RECORDS FOR PROCESSING:
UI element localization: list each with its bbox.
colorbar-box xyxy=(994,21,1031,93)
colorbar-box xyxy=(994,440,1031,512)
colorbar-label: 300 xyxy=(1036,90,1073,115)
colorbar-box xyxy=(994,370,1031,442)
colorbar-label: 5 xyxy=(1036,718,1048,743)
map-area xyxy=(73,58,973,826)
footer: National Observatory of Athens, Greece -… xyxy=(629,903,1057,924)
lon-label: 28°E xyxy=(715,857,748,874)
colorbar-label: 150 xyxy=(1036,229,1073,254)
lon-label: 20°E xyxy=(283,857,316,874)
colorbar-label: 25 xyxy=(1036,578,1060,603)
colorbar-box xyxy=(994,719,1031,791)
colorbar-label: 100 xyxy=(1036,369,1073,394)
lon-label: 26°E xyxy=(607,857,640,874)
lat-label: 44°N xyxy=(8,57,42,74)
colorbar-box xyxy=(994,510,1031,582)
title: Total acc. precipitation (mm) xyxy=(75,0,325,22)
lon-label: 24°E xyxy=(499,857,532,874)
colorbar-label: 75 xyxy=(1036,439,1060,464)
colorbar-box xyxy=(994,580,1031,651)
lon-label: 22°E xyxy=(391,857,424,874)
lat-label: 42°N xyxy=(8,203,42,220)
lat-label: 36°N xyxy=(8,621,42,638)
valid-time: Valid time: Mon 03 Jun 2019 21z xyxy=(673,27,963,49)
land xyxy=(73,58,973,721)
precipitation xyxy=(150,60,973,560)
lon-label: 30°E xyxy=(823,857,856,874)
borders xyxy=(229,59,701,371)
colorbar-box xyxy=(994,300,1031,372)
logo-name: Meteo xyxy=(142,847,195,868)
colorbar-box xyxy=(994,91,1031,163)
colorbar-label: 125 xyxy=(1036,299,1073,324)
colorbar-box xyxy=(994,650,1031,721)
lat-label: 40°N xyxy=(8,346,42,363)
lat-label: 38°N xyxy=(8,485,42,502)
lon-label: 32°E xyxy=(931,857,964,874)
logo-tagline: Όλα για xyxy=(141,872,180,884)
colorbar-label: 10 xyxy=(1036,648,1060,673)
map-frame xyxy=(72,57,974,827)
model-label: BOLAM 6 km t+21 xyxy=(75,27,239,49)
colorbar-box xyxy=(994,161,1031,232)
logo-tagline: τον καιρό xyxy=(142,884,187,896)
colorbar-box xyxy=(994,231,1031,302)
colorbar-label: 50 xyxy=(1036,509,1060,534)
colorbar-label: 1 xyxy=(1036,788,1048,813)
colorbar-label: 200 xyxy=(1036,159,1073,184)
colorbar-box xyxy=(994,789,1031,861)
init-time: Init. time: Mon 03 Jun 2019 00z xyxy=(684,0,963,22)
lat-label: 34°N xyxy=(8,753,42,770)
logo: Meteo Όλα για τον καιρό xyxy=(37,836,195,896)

WHAT THE EXERCISE ASKS: Copy out every row above word for word, from the first line through the last.

COMPLETE ANSWER:
UI element localization: list each with its bbox.
colorbar-box xyxy=(994,21,1031,93)
colorbar-box xyxy=(994,440,1031,512)
colorbar-label: 300 xyxy=(1036,90,1073,115)
colorbar-box xyxy=(994,370,1031,442)
colorbar-label: 5 xyxy=(1036,718,1048,743)
map-area xyxy=(73,58,973,826)
footer: National Observatory of Athens, Greece -… xyxy=(629,903,1057,924)
lon-label: 28°E xyxy=(715,857,748,874)
colorbar-label: 150 xyxy=(1036,229,1073,254)
lon-label: 20°E xyxy=(283,857,316,874)
colorbar-label: 25 xyxy=(1036,578,1060,603)
colorbar-box xyxy=(994,719,1031,791)
colorbar-label: 100 xyxy=(1036,369,1073,394)
lon-label: 26°E xyxy=(607,857,640,874)
lat-label: 44°N xyxy=(8,57,42,74)
colorbar-box xyxy=(994,510,1031,582)
title: Total acc. precipitation (mm) xyxy=(75,0,325,22)
lon-label: 24°E xyxy=(499,857,532,874)
colorbar-label: 75 xyxy=(1036,439,1060,464)
colorbar-box xyxy=(994,580,1031,651)
lon-label: 22°E xyxy=(391,857,424,874)
lat-label: 42°N xyxy=(8,203,42,220)
lat-label: 36°N xyxy=(8,621,42,638)
valid-time: Valid time: Mon 03 Jun 2019 21z xyxy=(673,27,963,49)
land xyxy=(73,58,973,721)
precipitation xyxy=(150,60,973,560)
lon-label: 30°E xyxy=(823,857,856,874)
borders xyxy=(229,59,701,371)
colorbar-box xyxy=(994,300,1031,372)
logo-name: Meteo xyxy=(142,847,195,868)
colorbar-box xyxy=(994,91,1031,163)
colorbar-label: 125 xyxy=(1036,299,1073,324)
colorbar-box xyxy=(994,650,1031,721)
lat-label: 40°N xyxy=(8,346,42,363)
lat-label: 38°N xyxy=(8,485,42,502)
lon-label: 32°E xyxy=(931,857,964,874)
logo-tagline: Όλα για xyxy=(141,872,180,884)
colorbar-label: 10 xyxy=(1036,648,1060,673)
map-frame xyxy=(72,57,974,827)
model-label: BOLAM 6 km t+21 xyxy=(75,27,239,49)
colorbar-box xyxy=(994,161,1031,232)
logo-tagline: τον καιρό xyxy=(142,884,187,896)
colorbar-box xyxy=(994,231,1031,302)
colorbar-label: 50 xyxy=(1036,509,1060,534)
colorbar-label: 1 xyxy=(1036,788,1048,813)
colorbar-label: 200 xyxy=(1036,159,1073,184)
colorbar-box xyxy=(994,789,1031,861)
init-time: Init. time: Mon 03 Jun 2019 00z xyxy=(684,0,963,22)
lat-label: 34°N xyxy=(8,753,42,770)
logo: Meteo Όλα για τον καιρό xyxy=(37,836,195,896)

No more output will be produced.